— What you are asked to do —
Begin at the line below that contains "Serialize everything readable". Repeat it and all remaining lines of the records exactly.

— Listed entries —

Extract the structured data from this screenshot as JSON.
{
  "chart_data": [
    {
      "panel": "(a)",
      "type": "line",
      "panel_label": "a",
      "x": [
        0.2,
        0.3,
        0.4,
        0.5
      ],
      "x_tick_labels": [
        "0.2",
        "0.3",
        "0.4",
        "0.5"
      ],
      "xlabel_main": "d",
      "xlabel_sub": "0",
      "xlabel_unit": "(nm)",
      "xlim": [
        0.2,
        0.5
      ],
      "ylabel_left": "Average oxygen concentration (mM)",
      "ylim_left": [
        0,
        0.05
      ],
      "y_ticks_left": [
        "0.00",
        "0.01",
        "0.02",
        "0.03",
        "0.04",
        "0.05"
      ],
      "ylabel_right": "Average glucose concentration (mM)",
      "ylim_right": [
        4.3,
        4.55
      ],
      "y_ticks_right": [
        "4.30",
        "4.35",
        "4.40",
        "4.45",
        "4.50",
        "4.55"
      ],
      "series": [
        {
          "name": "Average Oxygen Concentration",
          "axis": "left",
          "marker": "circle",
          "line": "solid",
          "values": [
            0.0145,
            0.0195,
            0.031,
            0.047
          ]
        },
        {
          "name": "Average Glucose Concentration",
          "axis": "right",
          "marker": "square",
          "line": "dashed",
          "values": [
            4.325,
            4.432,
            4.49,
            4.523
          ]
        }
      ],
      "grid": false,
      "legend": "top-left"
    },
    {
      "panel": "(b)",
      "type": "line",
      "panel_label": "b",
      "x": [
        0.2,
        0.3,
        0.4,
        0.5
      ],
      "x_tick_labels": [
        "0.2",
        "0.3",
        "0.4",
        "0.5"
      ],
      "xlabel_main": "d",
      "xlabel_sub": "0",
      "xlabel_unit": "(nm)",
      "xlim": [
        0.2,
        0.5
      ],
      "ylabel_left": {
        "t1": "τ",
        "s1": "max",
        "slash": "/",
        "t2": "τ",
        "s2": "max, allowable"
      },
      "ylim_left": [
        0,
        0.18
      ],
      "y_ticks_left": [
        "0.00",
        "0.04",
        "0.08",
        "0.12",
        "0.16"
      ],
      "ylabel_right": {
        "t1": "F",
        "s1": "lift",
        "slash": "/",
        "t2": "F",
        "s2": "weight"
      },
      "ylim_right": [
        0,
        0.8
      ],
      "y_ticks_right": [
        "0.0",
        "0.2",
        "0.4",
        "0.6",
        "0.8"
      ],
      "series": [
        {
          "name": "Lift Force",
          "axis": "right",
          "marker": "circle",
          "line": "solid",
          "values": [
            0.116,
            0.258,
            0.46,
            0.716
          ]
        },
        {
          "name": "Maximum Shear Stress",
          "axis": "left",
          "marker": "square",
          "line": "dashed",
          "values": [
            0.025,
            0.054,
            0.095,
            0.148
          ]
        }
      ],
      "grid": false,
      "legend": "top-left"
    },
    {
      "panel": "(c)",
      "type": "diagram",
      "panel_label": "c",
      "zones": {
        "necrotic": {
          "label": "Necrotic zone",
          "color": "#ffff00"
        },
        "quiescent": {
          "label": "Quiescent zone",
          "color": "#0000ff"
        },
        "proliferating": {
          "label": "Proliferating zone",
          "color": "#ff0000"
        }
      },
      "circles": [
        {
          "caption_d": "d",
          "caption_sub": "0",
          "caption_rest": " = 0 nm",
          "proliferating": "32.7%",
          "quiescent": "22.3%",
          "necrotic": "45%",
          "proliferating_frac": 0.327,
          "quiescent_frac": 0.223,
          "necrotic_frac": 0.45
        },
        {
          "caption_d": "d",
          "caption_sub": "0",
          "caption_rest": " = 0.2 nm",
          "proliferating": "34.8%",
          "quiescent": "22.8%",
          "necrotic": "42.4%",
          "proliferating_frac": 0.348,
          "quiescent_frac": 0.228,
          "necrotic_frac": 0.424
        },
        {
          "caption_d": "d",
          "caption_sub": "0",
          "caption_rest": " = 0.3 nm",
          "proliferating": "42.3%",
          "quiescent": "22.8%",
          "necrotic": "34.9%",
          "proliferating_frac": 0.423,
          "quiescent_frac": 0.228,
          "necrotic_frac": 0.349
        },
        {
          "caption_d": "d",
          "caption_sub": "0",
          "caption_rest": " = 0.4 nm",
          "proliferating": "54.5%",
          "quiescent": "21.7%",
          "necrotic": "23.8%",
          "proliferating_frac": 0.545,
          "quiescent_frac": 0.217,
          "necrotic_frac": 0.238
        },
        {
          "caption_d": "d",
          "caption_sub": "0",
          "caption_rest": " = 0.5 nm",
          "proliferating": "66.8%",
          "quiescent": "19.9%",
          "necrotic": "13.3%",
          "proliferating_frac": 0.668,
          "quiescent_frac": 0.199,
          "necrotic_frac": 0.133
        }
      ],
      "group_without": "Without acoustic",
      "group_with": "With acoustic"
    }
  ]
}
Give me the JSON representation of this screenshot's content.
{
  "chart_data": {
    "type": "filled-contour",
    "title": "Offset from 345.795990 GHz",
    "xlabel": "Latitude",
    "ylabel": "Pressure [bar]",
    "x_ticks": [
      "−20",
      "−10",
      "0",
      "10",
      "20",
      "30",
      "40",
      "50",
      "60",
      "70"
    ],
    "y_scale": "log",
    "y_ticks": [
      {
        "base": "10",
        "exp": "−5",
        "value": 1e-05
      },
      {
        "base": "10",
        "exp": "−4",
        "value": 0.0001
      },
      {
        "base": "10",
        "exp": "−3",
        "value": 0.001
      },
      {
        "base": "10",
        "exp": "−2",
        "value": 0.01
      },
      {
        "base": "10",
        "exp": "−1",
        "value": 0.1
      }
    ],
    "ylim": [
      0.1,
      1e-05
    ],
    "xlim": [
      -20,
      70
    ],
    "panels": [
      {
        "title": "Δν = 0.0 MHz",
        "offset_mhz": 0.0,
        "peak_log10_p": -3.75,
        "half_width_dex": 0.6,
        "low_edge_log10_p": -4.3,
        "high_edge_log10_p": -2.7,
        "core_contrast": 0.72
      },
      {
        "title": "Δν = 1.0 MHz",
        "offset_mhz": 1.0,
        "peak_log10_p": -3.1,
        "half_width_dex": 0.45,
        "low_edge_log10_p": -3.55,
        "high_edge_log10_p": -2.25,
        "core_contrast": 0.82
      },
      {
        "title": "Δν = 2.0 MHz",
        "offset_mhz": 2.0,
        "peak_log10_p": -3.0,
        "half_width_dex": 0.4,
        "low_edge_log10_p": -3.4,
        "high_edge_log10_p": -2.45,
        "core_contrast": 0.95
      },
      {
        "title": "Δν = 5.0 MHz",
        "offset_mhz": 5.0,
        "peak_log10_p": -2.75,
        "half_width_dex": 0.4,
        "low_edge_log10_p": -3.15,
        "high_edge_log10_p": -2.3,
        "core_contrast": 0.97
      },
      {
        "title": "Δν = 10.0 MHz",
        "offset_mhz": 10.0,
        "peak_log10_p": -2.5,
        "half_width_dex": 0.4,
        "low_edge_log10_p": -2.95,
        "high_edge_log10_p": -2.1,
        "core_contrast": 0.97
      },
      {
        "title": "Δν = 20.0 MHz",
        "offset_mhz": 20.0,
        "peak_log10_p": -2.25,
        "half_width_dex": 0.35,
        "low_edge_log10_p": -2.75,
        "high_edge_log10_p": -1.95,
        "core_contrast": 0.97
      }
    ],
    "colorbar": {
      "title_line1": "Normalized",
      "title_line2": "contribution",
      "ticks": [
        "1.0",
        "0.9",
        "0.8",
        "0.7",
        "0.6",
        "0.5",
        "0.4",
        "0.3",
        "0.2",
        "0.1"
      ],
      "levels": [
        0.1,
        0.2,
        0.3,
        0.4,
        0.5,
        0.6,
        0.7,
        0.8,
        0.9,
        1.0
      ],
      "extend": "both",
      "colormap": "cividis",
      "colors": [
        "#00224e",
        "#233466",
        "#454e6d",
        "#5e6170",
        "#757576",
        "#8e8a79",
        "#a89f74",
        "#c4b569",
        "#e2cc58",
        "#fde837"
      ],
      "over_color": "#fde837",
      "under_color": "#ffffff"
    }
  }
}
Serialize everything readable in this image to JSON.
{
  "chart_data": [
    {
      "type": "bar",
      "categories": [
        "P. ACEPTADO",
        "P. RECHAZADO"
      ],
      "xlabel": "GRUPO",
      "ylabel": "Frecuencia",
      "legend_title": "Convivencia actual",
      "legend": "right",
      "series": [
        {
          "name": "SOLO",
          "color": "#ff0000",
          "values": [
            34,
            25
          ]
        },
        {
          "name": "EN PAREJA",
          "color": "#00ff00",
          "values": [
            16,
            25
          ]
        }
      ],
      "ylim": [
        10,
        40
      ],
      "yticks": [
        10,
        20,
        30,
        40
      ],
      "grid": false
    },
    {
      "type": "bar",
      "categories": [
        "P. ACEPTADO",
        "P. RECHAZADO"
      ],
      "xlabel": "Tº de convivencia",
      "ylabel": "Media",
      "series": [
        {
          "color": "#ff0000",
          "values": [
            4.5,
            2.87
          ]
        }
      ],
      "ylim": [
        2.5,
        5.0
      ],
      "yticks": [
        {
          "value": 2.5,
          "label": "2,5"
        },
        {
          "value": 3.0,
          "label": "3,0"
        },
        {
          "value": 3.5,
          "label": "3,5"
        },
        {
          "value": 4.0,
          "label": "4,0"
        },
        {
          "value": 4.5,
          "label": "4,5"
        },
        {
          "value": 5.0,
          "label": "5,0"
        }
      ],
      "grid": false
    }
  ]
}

— Finished exercise —
Serialize everything readable in this image to JSON.
{
  "chart_data": [
    {
      "type": "bar",
      "categories": [
        "P. ACEPTADO",
        "P. RECHAZADO"
      ],
      "xlabel": "GRUPO",
      "ylabel": "Frecuencia",
      "legend_title": "Convivencia actual",
      "legend": "right",
      "series": [
        {
          "name": "SOLO",
          "color": "#ff0000",
          "values": [
            34,
            25
          ]
        },
        {
          "name": "EN PAREJA",
          "color": "#00ff00",
          "values": [
            16,
            25
          ]
        }
      ],
      "ylim": [
        10,
        40
      ],
      "yticks": [
        10,
        20,
        30,
        40
      ],
      "grid": false
    },
    {
      "type": "bar",
      "categories": [
        "P. ACEPTADO",
        "P. RECHAZADO"
      ],
      "xlabel": "Tº de convivencia",
      "ylabel": "Media",
      "series": [
        {
          "color": "#ff0000",
          "values": [
            4.5,
            2.87
          ]
        }
      ],
      "ylim": [
        2.5,
        5.0
      ],
      "yticks": [
        {
          "value": 2.5,
          "label": "2,5"
        },
        {
          "value": 3.0,
          "label": "3,0"
        },
        {
          "value": 3.5,
          "label": "3,5"
        },
        {
          "value": 4.0,
          "label": "4,0"
        },
        {
          "value": 4.5,
          "label": "4,5"
        },
        {
          "value": 5.0,
          "label": "5,0"
        }
      ],
      "grid": false
    }
  ]
}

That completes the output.